Give the entries back exactly, dropping each image.

----- Material provided -----

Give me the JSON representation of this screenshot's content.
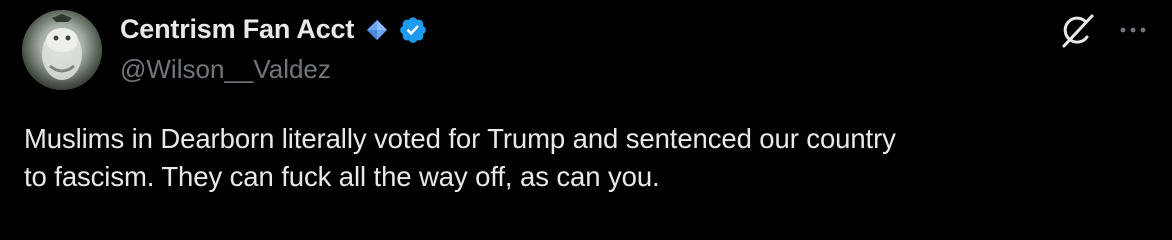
{
  "author": {
    "display_name": "Centrism Fan Acct",
    "handle": "@Wilson__Valdez"
  },
  "icons": {
    "diamond": "diamond-icon",
    "verified": "verified-badge-icon",
    "grok": "grok-icon",
    "more": "more-options-icon"
  },
  "colors": {
    "background": "#000000",
    "text": "#e7e9ea",
    "muted": "#71767b",
    "verified_blue": "#1d9bf0",
    "diamond_blue": "#6aa5f5"
  },
  "tweet": {
    "text_line_1": "Muslims in Dearborn literally voted for Trump and sentenced our country",
    "text_line_2": "to fascism. They can fuck all the way off, as can you."
  }
}
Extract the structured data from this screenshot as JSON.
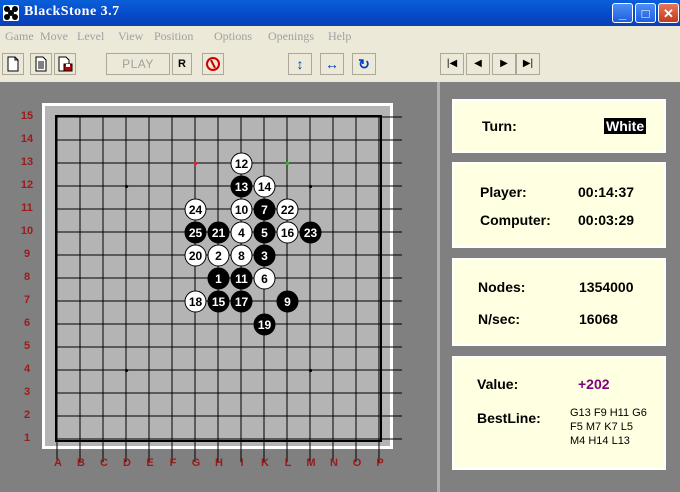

-----

▸ Answer for the task:
Give me the JSON representation of this screenshot's content.
{
  "author": {
    "display_name": "Centrism Fan Acct",
    "handle": "@Wilson__Valdez"
  },
  "icons": {
    "diamond": "diamond-icon",
    "verified": "verified-badge-icon",
    "grok": "grok-icon",
    "more": "more-options-icon"
  },
  "colors": {
    "background": "#000000",
    "text": "#e7e9ea",
    "muted": "#71767b",
    "verified_blue": "#1d9bf0",
    "diamond_blue": "#6aa5f5"
  },
  "tweet": {
    "text_line_1": "Muslims in Dearborn literally voted for Trump and sentenced our country",
    "text_line_2": "to fascism. They can fuck all the way off, as can you."
  }
}
Extract the structured data from this screenshot as JSON.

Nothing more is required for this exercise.